■ **Written problem**:
From the listing below, pull out every line where the string "Salinity" appears.

[Figure collection entries]

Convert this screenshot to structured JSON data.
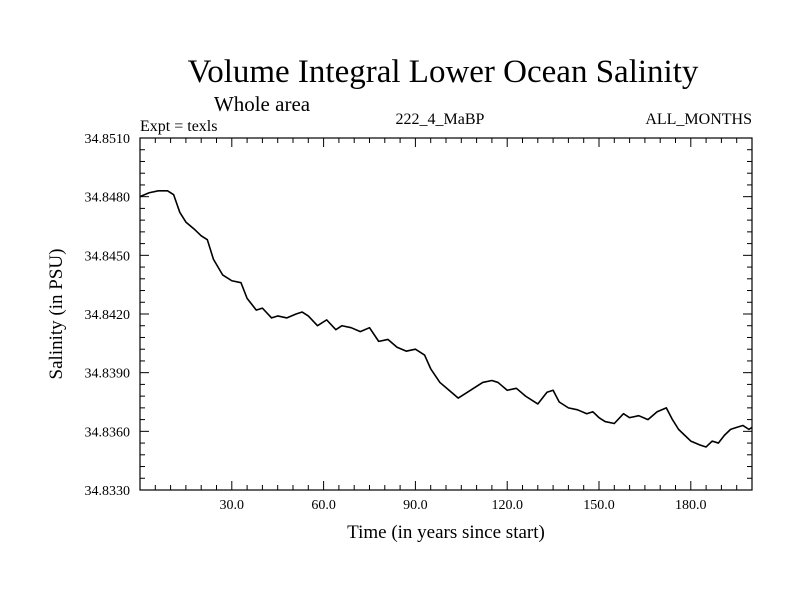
{
  "chart_data": {
    "type": "line",
    "title": "Volume Integral Lower Ocean Salinity",
    "subtitle": "Whole area",
    "expt_label": "Expt = texls",
    "run_label": "222_4_MaBP",
    "months_label": "ALL_MONTHS",
    "xlabel": "Time (in years since start)",
    "ylabel": "Salinity (in PSU)",
    "xlim": [
      0,
      200
    ],
    "ylim": [
      34.833,
      34.851
    ],
    "xticks": [
      "30.0",
      "60.0",
      "90.0",
      "120.0",
      "150.0",
      "180.0"
    ],
    "xtick_values": [
      30,
      60,
      90,
      120,
      150,
      180
    ],
    "yticks": [
      "34.8510",
      "34.8480",
      "34.8450",
      "34.8420",
      "34.8390",
      "34.8360",
      "34.8330"
    ],
    "ytick_values": [
      34.851,
      34.848,
      34.845,
      34.842,
      34.839,
      34.836,
      34.833
    ],
    "grid": false,
    "series": [
      {
        "name": "Salinity",
        "color": "#000000",
        "x": [
          0,
          3,
          6,
          9,
          11,
          13,
          15,
          18,
          20,
          22,
          24,
          27,
          30,
          33,
          35,
          38,
          40,
          43,
          45,
          48,
          51,
          53,
          55,
          58,
          61,
          64,
          66,
          69,
          72,
          75,
          78,
          81,
          84,
          87,
          90,
          93,
          95,
          98,
          101,
          104,
          106,
          109,
          112,
          115,
          117,
          120,
          123,
          126,
          128,
          130,
          133,
          135,
          137,
          140,
          143,
          146,
          148,
          150,
          152,
          155,
          158,
          160,
          163,
          166,
          169,
          172,
          174,
          176,
          178,
          180,
          183,
          185,
          187,
          189,
          191,
          193,
          195,
          197,
          199,
          200
        ],
        "values": [
          34.848,
          34.8482,
          34.8483,
          34.8483,
          34.8481,
          34.8472,
          34.8467,
          34.8463,
          34.846,
          34.8458,
          34.8448,
          34.844,
          34.8437,
          34.8436,
          34.8428,
          34.8422,
          34.8423,
          34.8418,
          34.8419,
          34.8418,
          34.842,
          34.8421,
          34.8419,
          34.8414,
          34.8417,
          34.8412,
          34.8414,
          34.8413,
          34.8411,
          34.8413,
          34.8406,
          34.8407,
          34.8403,
          34.8401,
          34.8402,
          34.8399,
          34.8392,
          34.8385,
          34.8381,
          34.8377,
          34.8379,
          34.8382,
          34.8385,
          34.8386,
          34.8385,
          34.8381,
          34.8382,
          34.8378,
          34.8376,
          34.8374,
          34.838,
          34.8381,
          34.8375,
          34.8372,
          34.8371,
          34.8369,
          34.837,
          34.8367,
          34.8365,
          34.8364,
          34.8369,
          34.8367,
          34.8368,
          34.8366,
          34.837,
          34.8372,
          34.8366,
          34.8361,
          34.8358,
          34.8355,
          34.8353,
          34.8352,
          34.8355,
          34.8354,
          34.8358,
          34.8361,
          34.8362,
          34.8363,
          34.8361,
          34.8362
        ]
      }
    ]
  }
}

■ **Reply to the exercise**:
    "title": "Volume Integral Lower Ocean Salinity",
    "ylabel": "Salinity (in PSU)",
        "name": "Salinity",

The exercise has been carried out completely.